Task item: Your reply must be the number of lines in the entries that hold the word "sehr", and nothing else.

[[ Given records, beginning ]]

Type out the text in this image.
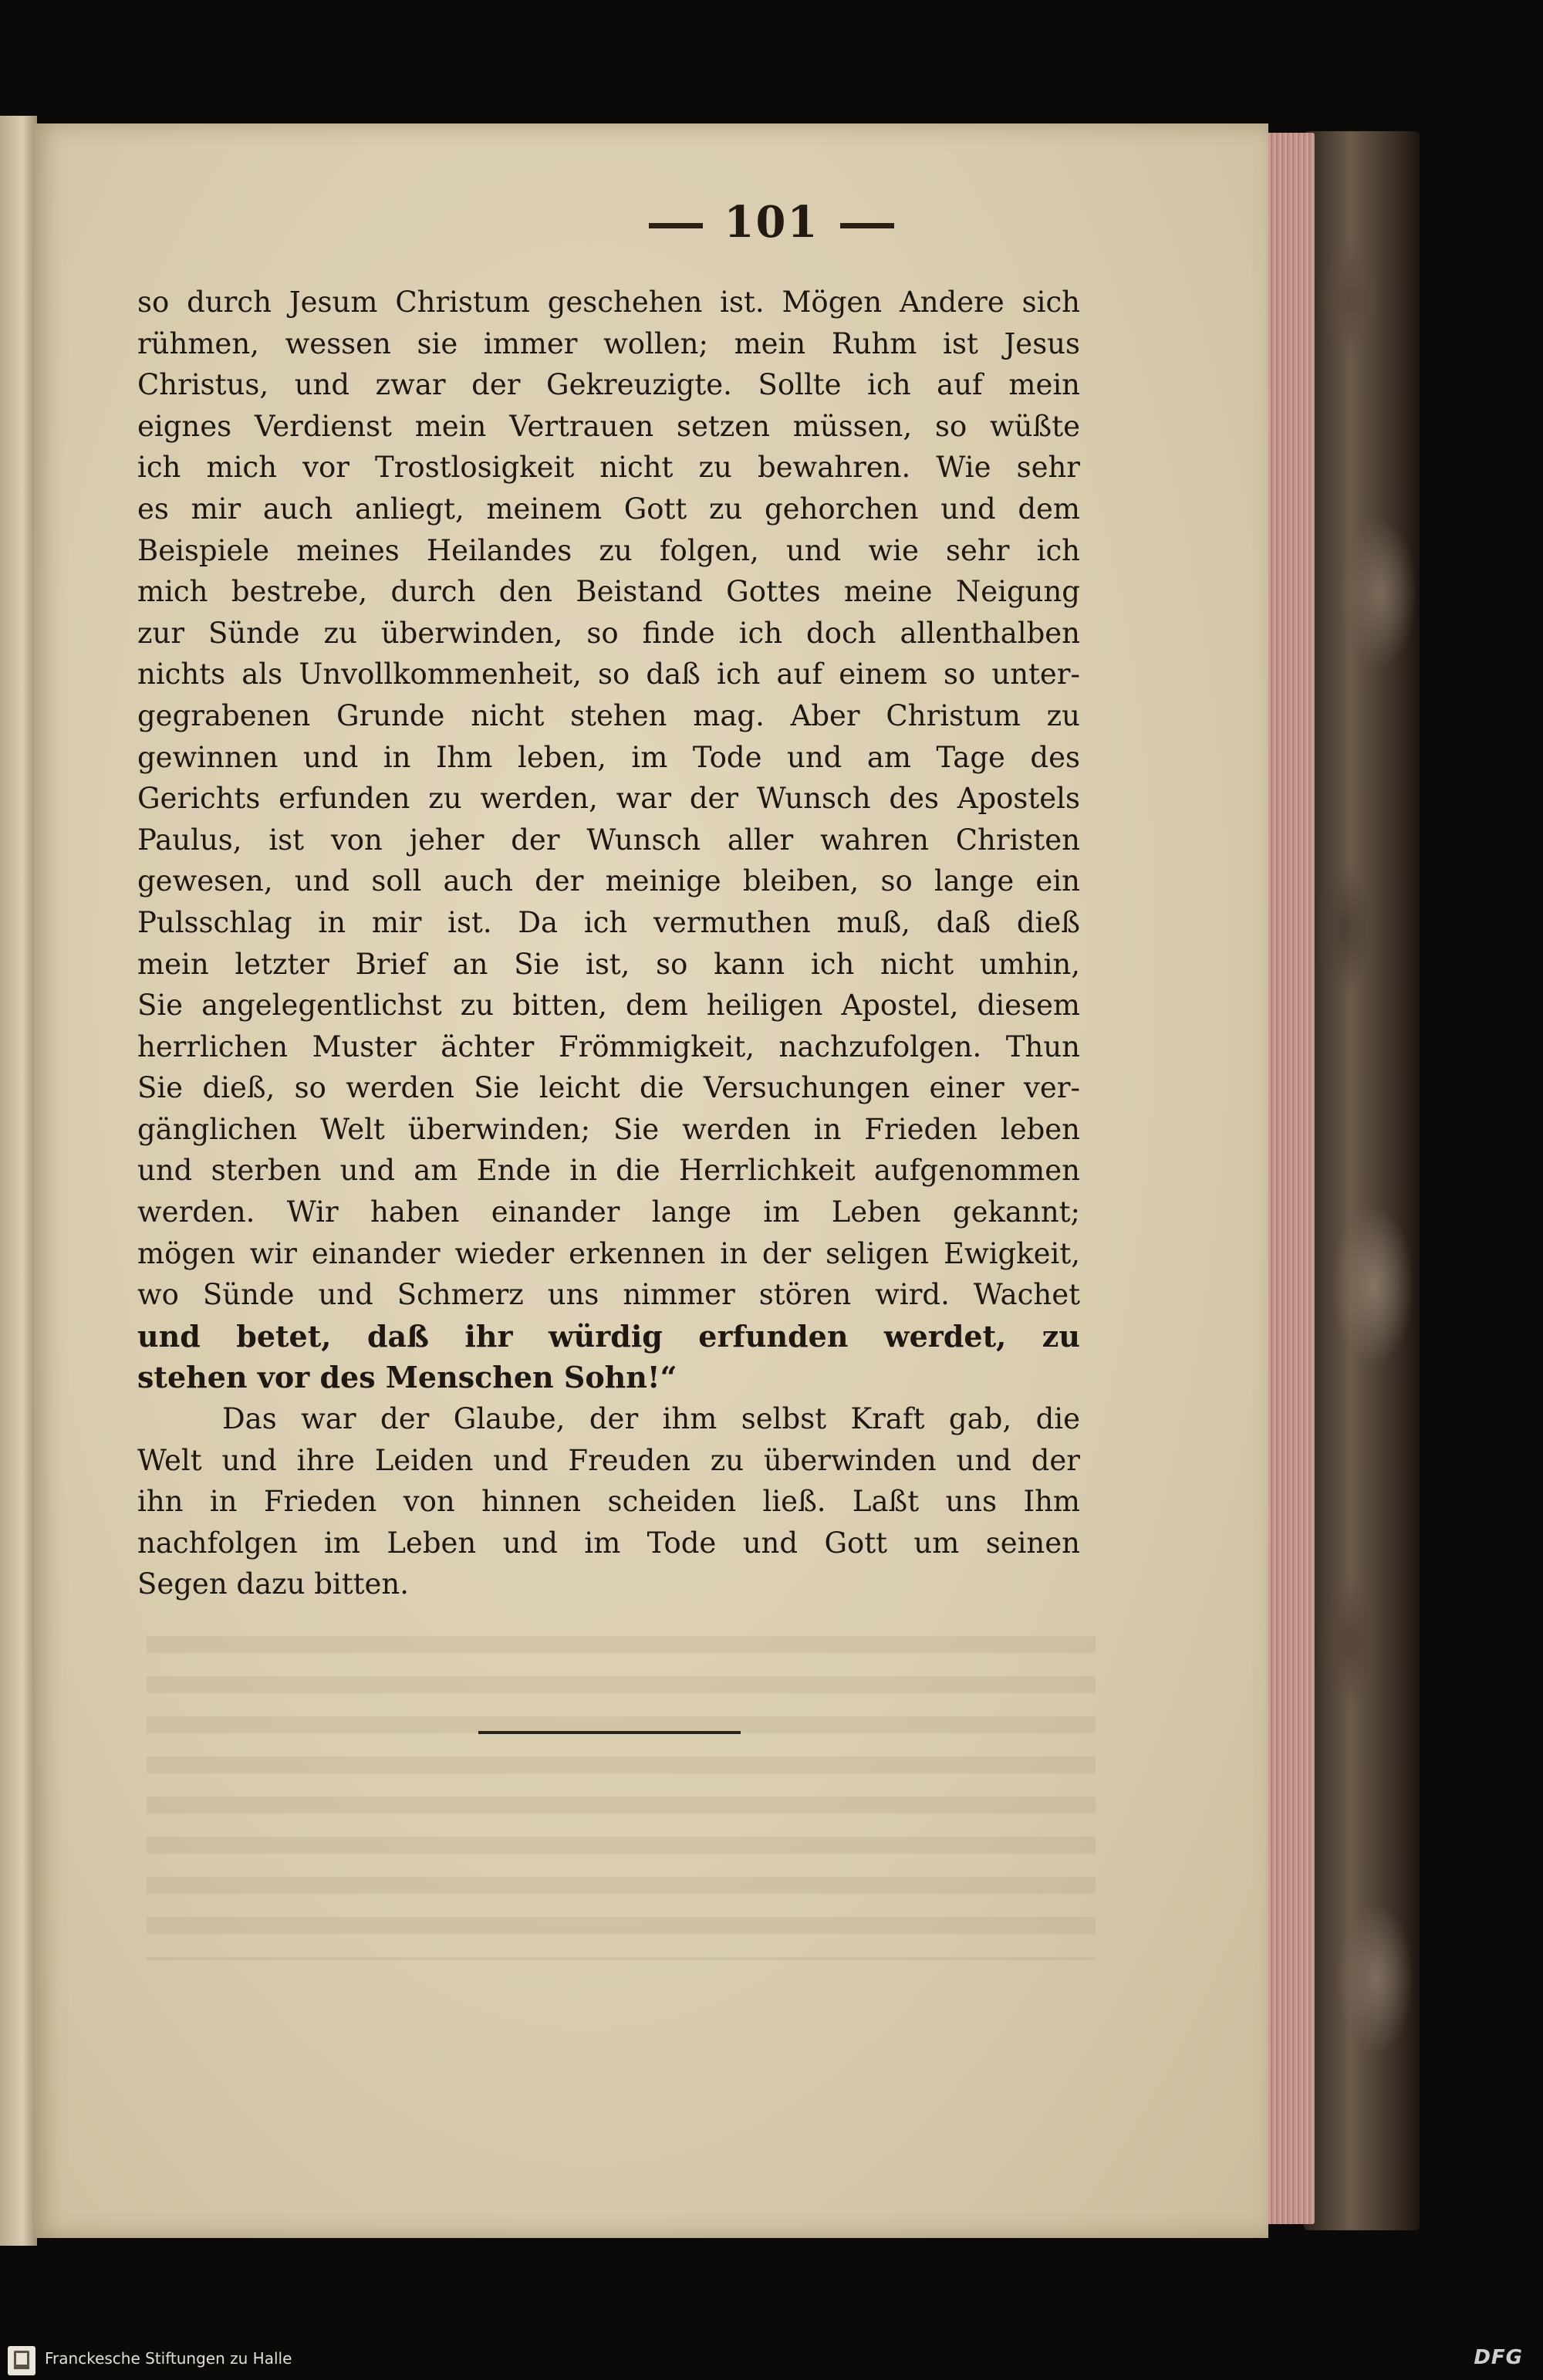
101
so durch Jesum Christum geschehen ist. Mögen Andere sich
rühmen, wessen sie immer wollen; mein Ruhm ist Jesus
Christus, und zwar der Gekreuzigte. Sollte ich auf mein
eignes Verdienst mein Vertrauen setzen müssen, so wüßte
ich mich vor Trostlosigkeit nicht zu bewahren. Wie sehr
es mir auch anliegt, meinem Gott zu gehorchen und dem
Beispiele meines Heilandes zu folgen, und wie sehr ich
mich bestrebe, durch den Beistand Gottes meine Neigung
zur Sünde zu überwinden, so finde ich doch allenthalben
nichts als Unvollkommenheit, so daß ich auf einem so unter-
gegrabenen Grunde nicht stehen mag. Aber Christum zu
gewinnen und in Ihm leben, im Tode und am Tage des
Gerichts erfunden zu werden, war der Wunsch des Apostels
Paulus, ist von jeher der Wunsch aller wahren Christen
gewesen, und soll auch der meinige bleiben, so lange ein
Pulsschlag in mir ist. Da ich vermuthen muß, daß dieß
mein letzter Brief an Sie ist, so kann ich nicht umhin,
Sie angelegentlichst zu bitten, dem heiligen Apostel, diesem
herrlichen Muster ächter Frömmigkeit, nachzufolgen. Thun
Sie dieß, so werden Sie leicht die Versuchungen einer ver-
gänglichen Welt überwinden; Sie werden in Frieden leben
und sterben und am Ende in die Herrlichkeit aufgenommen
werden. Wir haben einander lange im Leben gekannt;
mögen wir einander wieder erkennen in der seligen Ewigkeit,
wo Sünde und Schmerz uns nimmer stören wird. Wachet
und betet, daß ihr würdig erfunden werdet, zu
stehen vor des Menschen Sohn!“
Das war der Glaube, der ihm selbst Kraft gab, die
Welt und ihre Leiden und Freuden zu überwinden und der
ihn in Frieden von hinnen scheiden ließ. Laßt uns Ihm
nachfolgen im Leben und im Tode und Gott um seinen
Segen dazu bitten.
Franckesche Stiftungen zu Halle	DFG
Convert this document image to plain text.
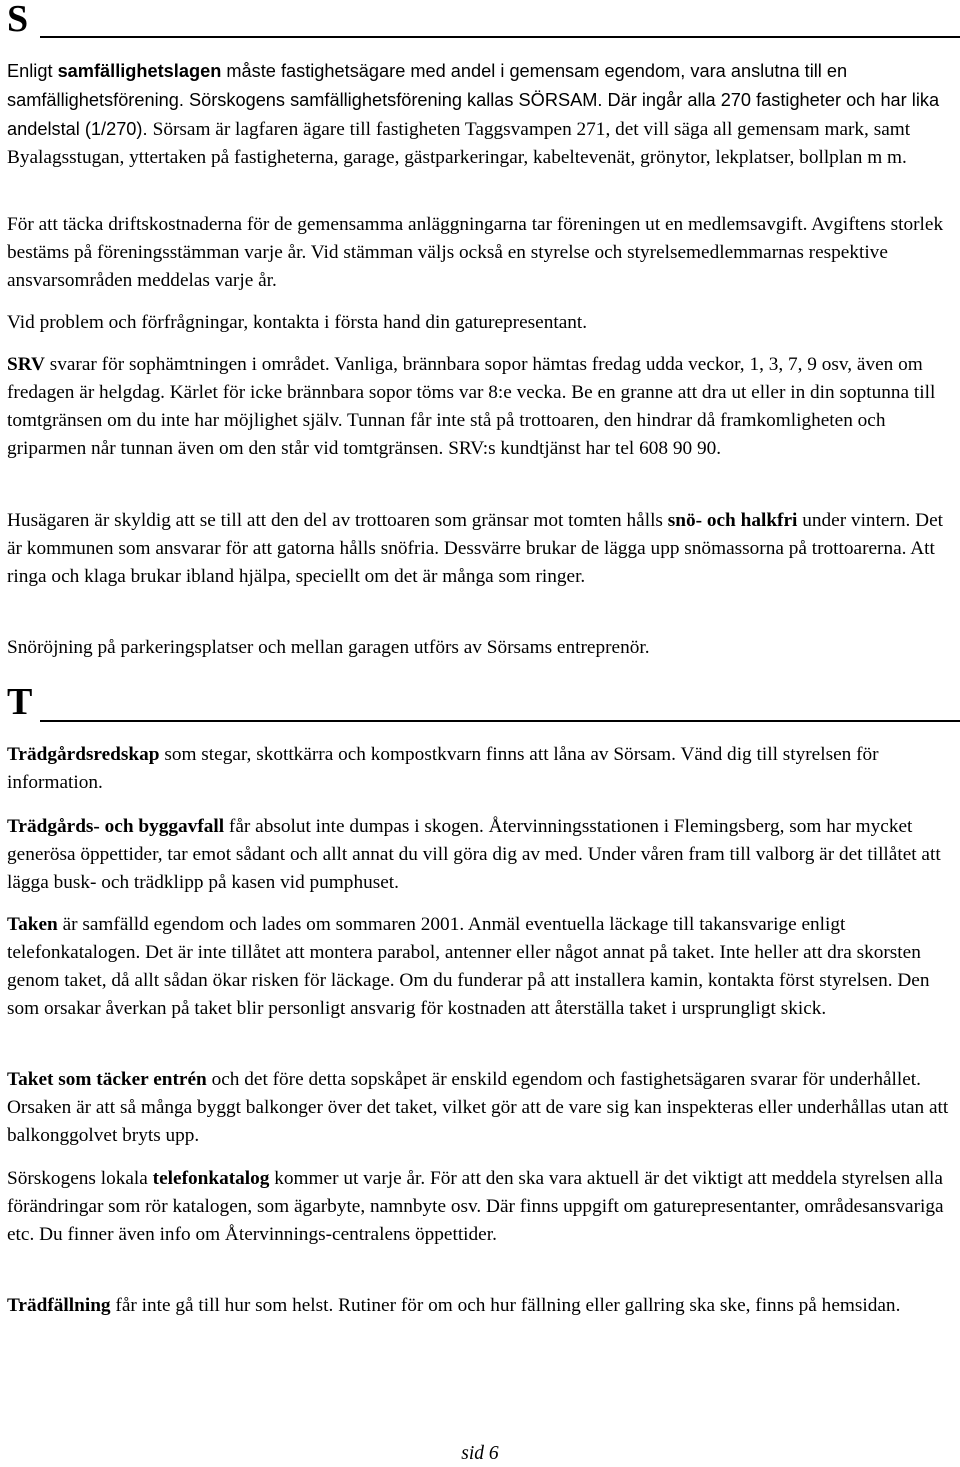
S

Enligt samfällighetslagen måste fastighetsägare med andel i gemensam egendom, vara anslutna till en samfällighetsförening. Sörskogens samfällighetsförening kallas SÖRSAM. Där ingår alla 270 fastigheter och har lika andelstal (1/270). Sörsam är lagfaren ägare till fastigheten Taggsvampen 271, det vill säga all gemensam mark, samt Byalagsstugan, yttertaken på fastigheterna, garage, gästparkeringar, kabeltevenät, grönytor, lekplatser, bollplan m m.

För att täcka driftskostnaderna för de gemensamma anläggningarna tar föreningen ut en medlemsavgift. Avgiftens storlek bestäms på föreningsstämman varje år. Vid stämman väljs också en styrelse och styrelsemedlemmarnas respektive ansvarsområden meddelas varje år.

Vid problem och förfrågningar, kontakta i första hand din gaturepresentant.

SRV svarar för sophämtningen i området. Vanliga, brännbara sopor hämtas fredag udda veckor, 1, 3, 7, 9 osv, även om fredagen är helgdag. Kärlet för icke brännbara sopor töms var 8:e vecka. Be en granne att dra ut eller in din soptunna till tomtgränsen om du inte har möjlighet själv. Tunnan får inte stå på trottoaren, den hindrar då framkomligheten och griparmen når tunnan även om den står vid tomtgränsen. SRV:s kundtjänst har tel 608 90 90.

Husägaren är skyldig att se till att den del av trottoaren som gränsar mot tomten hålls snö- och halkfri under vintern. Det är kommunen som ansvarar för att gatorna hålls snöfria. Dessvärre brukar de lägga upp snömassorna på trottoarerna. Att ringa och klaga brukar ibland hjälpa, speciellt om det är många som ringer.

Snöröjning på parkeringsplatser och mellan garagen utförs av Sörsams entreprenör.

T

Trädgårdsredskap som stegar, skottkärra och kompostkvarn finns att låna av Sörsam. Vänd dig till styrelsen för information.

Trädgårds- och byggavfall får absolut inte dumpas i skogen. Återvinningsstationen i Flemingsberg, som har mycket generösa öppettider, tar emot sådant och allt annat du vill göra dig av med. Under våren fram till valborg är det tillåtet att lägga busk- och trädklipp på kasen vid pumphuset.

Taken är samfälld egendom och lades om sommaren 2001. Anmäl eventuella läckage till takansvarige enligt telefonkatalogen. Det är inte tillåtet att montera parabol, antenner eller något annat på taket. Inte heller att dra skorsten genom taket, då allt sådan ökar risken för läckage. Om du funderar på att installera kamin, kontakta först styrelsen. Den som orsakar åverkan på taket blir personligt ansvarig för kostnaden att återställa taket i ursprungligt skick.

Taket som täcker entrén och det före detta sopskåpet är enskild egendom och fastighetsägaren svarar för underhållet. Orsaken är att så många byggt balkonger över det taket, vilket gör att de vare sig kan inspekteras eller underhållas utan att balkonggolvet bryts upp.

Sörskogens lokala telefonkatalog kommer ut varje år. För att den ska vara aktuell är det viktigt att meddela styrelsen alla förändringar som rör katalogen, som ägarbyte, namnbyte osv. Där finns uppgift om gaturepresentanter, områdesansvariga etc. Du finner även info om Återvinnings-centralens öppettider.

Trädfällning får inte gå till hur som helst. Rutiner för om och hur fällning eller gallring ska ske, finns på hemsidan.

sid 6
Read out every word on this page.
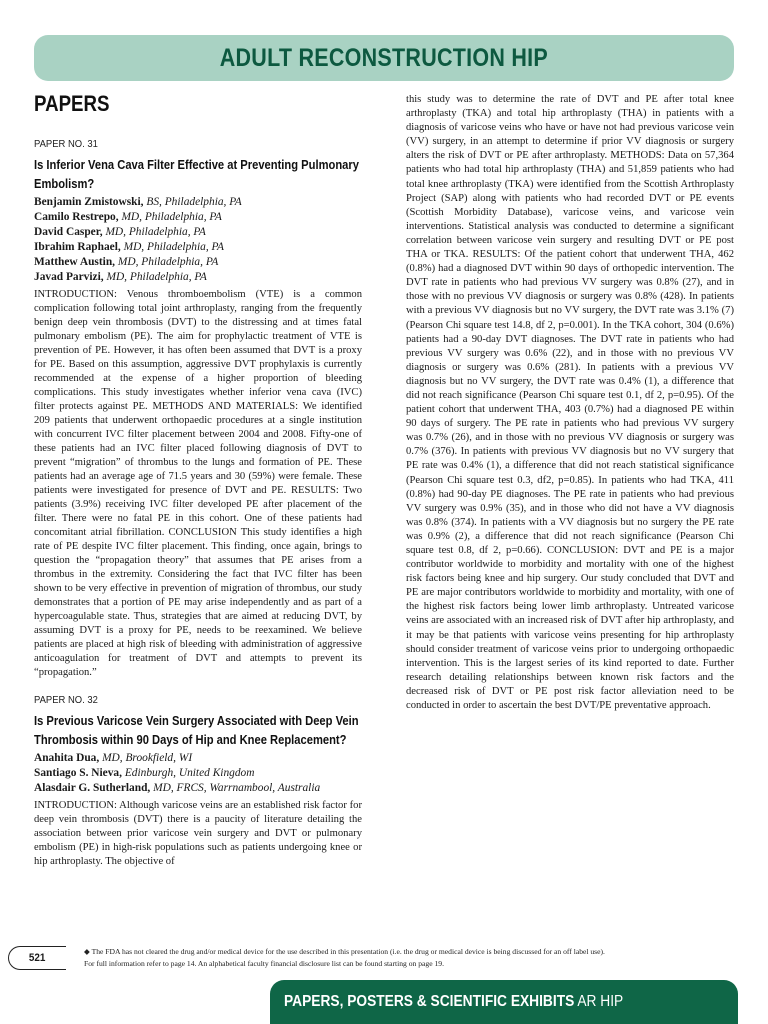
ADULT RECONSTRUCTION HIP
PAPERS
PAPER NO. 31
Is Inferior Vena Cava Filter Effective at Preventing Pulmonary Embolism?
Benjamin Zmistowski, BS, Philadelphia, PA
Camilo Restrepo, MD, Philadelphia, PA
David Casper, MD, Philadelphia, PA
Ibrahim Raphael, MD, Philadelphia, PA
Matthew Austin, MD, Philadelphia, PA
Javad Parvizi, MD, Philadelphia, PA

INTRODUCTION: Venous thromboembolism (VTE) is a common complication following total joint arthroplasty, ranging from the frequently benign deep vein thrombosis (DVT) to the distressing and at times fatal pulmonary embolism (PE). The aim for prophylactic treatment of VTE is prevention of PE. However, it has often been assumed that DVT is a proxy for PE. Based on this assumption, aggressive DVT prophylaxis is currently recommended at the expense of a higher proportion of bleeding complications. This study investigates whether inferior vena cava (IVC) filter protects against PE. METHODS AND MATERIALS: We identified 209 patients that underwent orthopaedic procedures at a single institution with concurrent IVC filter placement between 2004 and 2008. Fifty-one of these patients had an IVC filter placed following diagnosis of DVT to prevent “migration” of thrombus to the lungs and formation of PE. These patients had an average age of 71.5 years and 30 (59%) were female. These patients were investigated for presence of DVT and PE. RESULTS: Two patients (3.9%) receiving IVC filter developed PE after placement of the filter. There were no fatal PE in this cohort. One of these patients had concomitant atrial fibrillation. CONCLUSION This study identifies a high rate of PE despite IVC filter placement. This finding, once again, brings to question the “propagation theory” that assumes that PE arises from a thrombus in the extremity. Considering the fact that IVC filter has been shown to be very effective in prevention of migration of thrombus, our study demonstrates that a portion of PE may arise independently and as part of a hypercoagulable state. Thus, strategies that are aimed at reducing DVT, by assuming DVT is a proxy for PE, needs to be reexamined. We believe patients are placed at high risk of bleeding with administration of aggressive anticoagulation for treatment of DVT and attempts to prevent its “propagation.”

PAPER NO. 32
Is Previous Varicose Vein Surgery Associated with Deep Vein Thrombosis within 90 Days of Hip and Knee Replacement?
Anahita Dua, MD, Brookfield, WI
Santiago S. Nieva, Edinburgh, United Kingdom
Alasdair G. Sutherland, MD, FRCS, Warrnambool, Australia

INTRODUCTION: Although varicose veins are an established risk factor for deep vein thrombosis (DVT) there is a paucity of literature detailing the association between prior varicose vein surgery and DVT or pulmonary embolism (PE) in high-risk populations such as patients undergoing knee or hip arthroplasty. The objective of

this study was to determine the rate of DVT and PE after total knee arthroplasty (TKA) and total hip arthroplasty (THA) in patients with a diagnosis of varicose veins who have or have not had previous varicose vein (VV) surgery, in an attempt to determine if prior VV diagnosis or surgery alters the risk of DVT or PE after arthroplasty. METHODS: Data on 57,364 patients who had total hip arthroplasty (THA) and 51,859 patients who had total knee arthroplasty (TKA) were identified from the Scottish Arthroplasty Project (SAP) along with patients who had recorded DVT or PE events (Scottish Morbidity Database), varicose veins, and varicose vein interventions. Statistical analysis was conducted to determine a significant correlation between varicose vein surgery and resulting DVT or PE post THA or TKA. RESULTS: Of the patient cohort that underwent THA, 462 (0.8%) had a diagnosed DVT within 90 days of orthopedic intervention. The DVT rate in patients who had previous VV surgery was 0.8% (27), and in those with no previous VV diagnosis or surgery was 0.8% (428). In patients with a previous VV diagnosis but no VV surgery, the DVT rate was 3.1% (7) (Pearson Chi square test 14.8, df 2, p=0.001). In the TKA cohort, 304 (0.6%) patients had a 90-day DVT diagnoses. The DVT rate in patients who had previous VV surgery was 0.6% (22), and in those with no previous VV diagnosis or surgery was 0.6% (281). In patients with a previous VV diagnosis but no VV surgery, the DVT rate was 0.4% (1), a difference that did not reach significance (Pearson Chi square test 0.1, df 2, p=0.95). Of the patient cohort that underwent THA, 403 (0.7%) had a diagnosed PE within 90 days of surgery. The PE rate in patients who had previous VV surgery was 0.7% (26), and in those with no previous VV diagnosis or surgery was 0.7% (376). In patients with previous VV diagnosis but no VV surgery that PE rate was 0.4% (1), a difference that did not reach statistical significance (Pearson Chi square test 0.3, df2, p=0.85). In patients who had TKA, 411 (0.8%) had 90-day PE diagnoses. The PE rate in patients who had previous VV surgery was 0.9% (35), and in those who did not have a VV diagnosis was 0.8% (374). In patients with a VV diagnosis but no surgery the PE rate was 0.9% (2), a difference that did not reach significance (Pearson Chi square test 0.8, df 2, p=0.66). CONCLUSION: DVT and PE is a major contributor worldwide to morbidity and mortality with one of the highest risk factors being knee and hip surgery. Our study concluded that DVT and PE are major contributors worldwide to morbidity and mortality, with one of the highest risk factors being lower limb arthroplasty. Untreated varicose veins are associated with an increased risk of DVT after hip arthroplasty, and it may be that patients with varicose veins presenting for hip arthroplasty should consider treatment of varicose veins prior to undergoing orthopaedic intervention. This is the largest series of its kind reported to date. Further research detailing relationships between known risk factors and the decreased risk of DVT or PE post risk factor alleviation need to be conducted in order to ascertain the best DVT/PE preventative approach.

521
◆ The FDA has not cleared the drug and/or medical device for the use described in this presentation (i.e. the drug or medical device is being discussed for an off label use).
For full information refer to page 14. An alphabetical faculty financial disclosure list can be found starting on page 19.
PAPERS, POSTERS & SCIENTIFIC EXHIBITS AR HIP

[[ Given records, end ]]

Final answer: 2